[Data extracted from a collection]
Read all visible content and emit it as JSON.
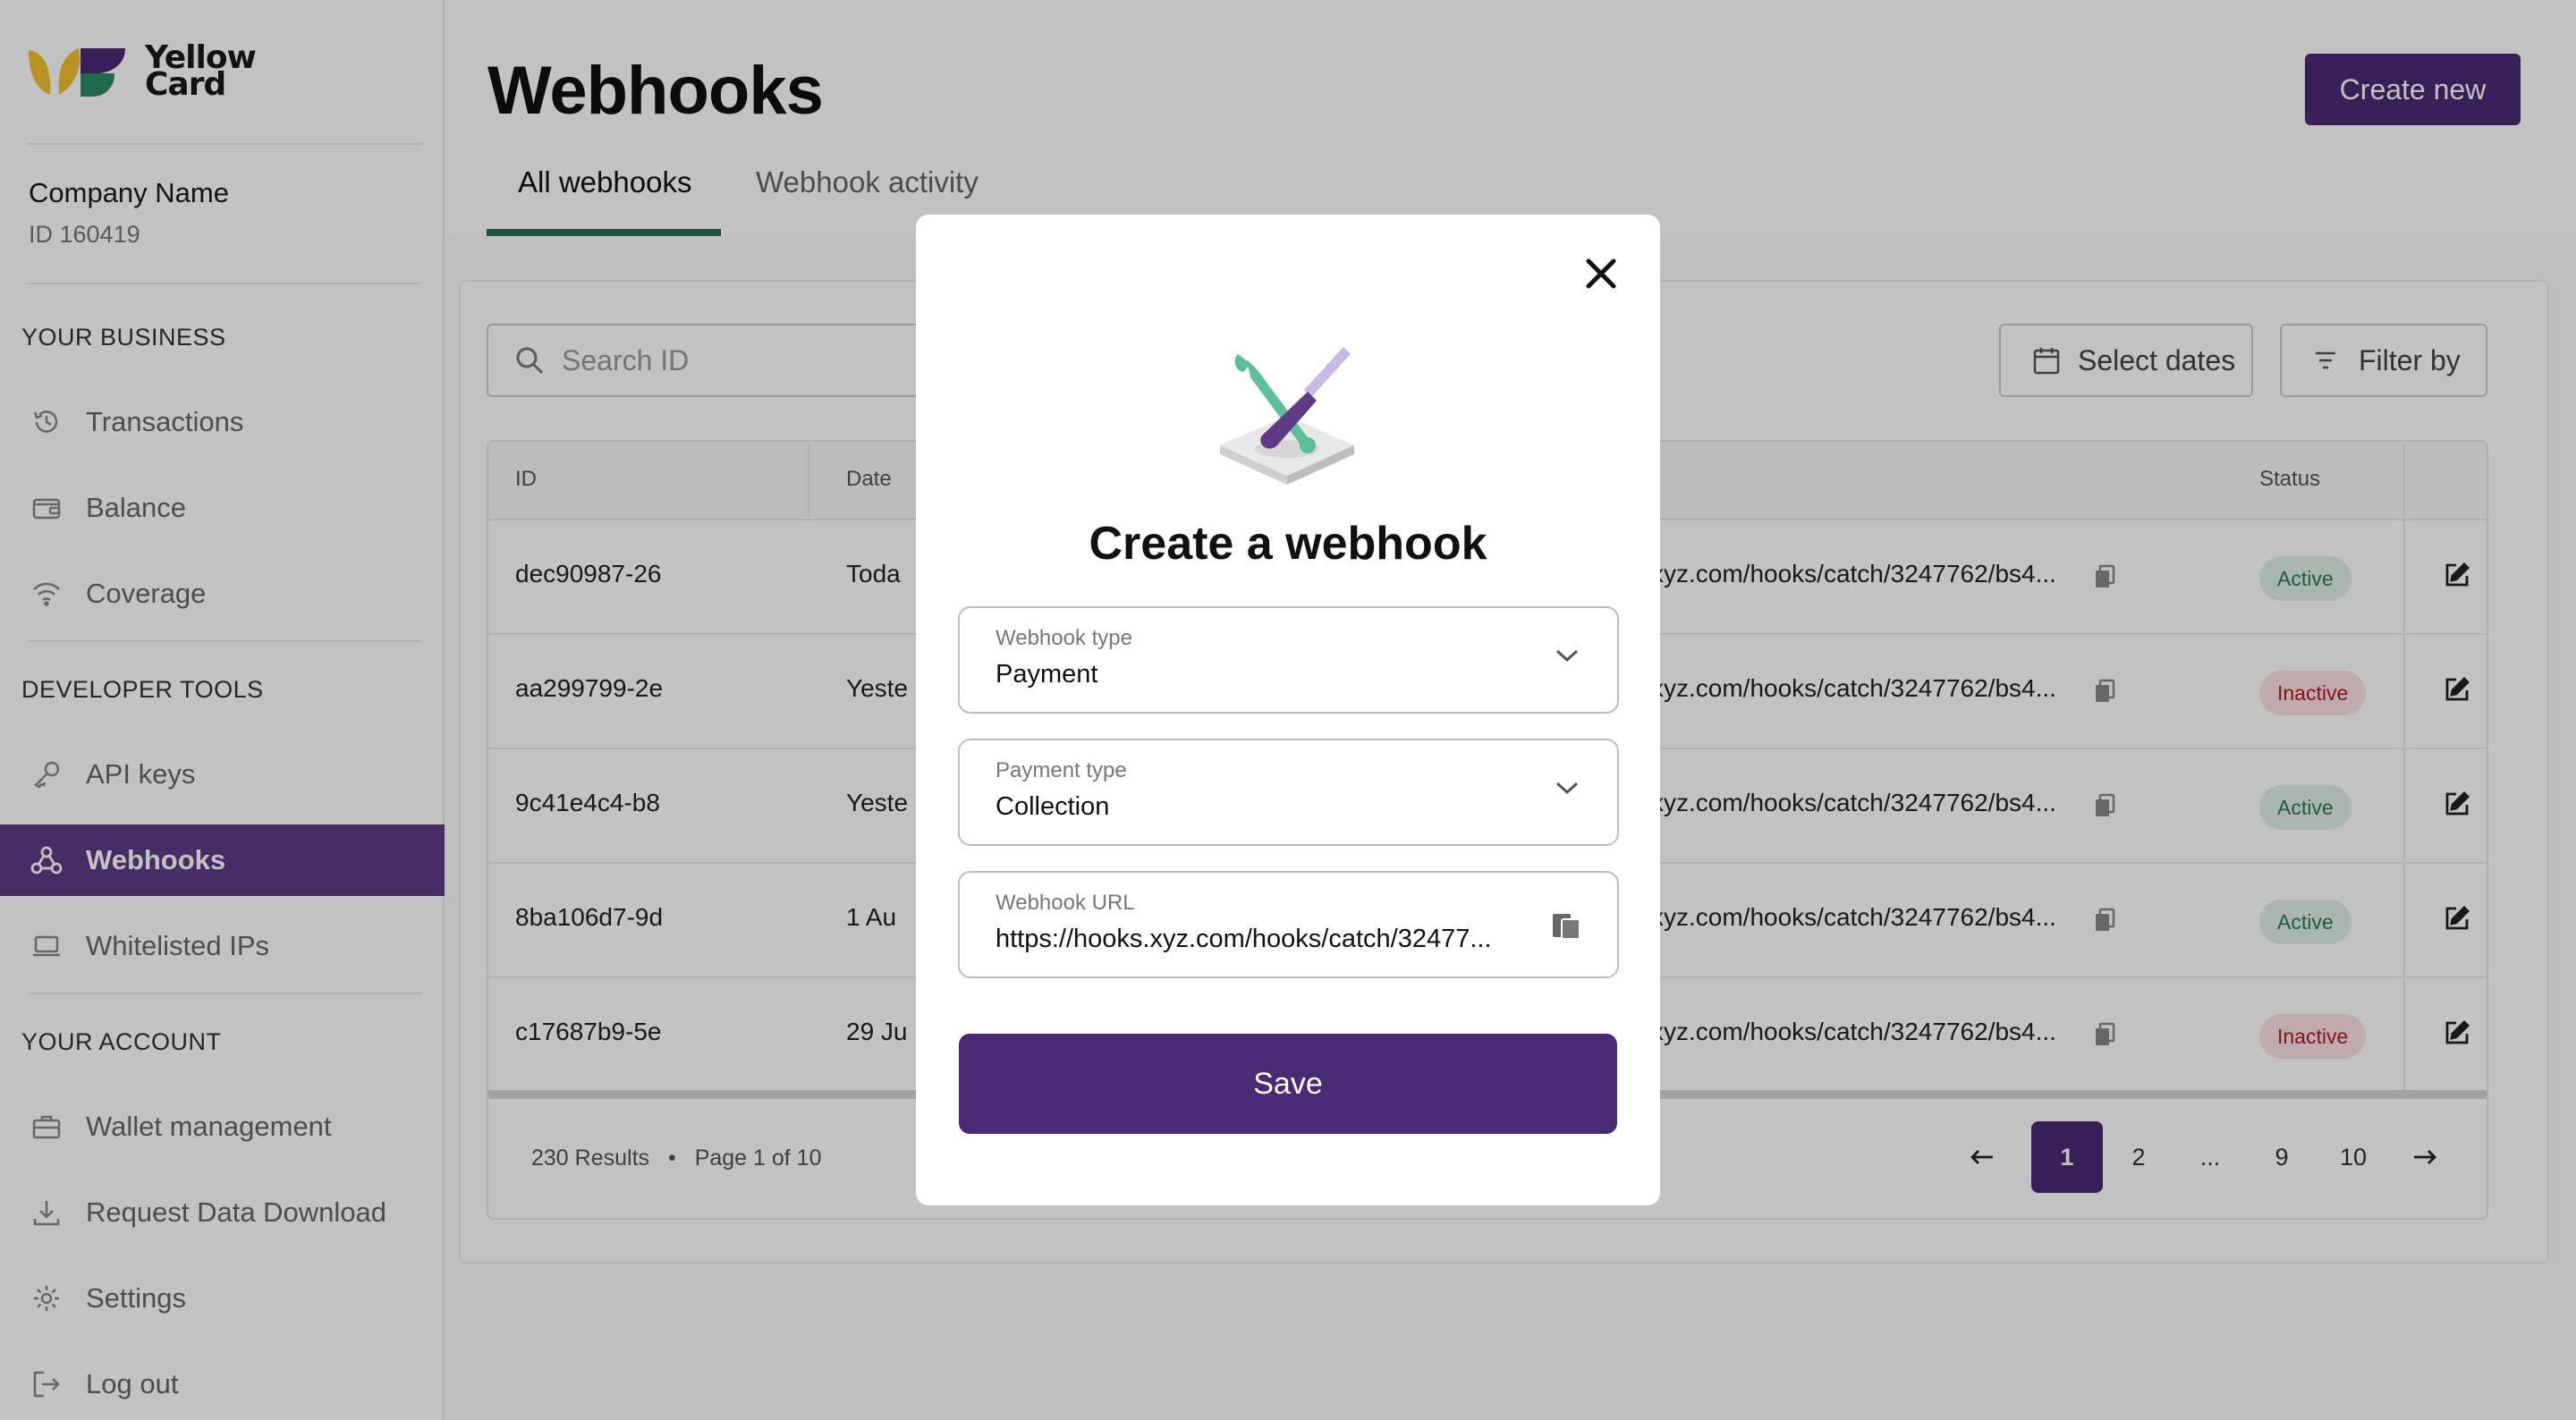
{
  "brand": {
    "name_line1": "Yellow",
    "name_line2": "Card"
  },
  "company": {
    "name": "Company Name",
    "id": "ID 160419"
  },
  "sidebar": {
    "sections": [
      "YOUR BUSINESS",
      "DEVELOPER TOOLS",
      "YOUR ACCOUNT"
    ],
    "items": [
      {
        "label": "Transactions",
        "icon": "history-icon"
      },
      {
        "label": "Balance",
        "icon": "wallet-icon"
      },
      {
        "label": "Coverage",
        "icon": "wifi-icon"
      },
      {
        "label": "API keys",
        "icon": "key-icon"
      },
      {
        "label": "Webhooks",
        "icon": "webhook-icon",
        "active": true
      },
      {
        "label": "Whitelisted IPs",
        "icon": "laptop-icon"
      },
      {
        "label": "Wallet management",
        "icon": "briefcase-icon"
      },
      {
        "label": "Request Data Download",
        "icon": "download-icon"
      },
      {
        "label": "Settings",
        "icon": "gear-icon"
      },
      {
        "label": "Log out",
        "icon": "logout-icon"
      }
    ]
  },
  "header": {
    "title": "Webhooks",
    "create_label": "Create new",
    "tabs": [
      {
        "label": "All webhooks",
        "active": true
      },
      {
        "label": "Webhook activity"
      }
    ]
  },
  "toolbar": {
    "search_placeholder": "Search ID",
    "dates_label": "Select dates",
    "filter_label": "Filter by"
  },
  "table": {
    "headers": {
      "id": "ID",
      "date": "Date",
      "status": "Status"
    },
    "rows": [
      {
        "id": "dec90987-26",
        "date": "Toda",
        "url": "xyz.com/hooks/catch/3247762/bs4...",
        "status": "Active"
      },
      {
        "id": "aa299799-2e",
        "date": "Yeste",
        "url": "xyz.com/hooks/catch/3247762/bs4...",
        "status": "Inactive"
      },
      {
        "id": "9c41e4c4-b8",
        "date": "Yeste",
        "url": "xyz.com/hooks/catch/3247762/bs4...",
        "status": "Active"
      },
      {
        "id": "8ba106d7-9d",
        "date": "1 Au",
        "url": "xyz.com/hooks/catch/3247762/bs4...",
        "status": "Active"
      },
      {
        "id": "c17687b9-5e",
        "date": "29 Ju",
        "url": "xyz.com/hooks/catch/3247762/bs4...",
        "status": "Inactive"
      }
    ]
  },
  "pagination": {
    "results": "230 Results",
    "page_text": "Page 1 of 10",
    "pages": [
      "1",
      "2",
      "...",
      "9",
      "10"
    ],
    "current": "1"
  },
  "modal": {
    "title": "Create a webhook",
    "fields": [
      {
        "label": "Webhook type",
        "value": "Payment"
      },
      {
        "label": "Payment type",
        "value": "Collection"
      },
      {
        "label": "Webhook URL",
        "value": "https://hooks.xyz.com/hooks/catch/32477..."
      }
    ],
    "save_label": "Save"
  },
  "colors": {
    "primary": "#4a2a74",
    "accent_green": "#2c6e55",
    "active_badge": "#2b7a55",
    "inactive_badge": "#b0192b"
  }
}
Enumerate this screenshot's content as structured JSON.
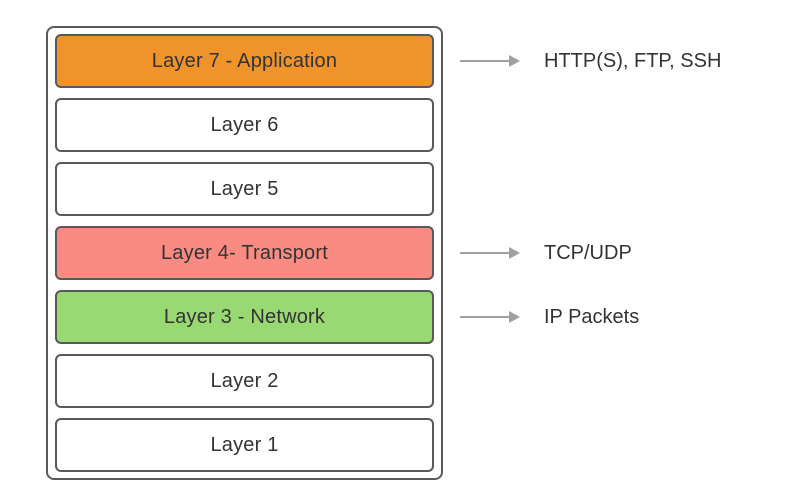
{
  "layers": [
    {
      "label": "Layer 7 - Application",
      "color": "orange",
      "annotation": "HTTP(S), FTP, SSH"
    },
    {
      "label": "Layer 6",
      "color": "white",
      "annotation": null
    },
    {
      "label": "Layer 5",
      "color": "white",
      "annotation": null
    },
    {
      "label": "Layer 4- Transport",
      "color": "red",
      "annotation": "TCP/UDP"
    },
    {
      "label": "Layer 3 - Network",
      "color": "green",
      "annotation": "IP Packets"
    },
    {
      "label": "Layer 2",
      "color": "white",
      "annotation": null
    },
    {
      "label": "Layer 1",
      "color": "white",
      "annotation": null
    }
  ]
}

## Given instruction:
From the data above, copy each line where the string "content" appears.

## Reply to the task:
Read all visible content and emit it as JSON.
Enumerate this screenshot's content as structured JSON.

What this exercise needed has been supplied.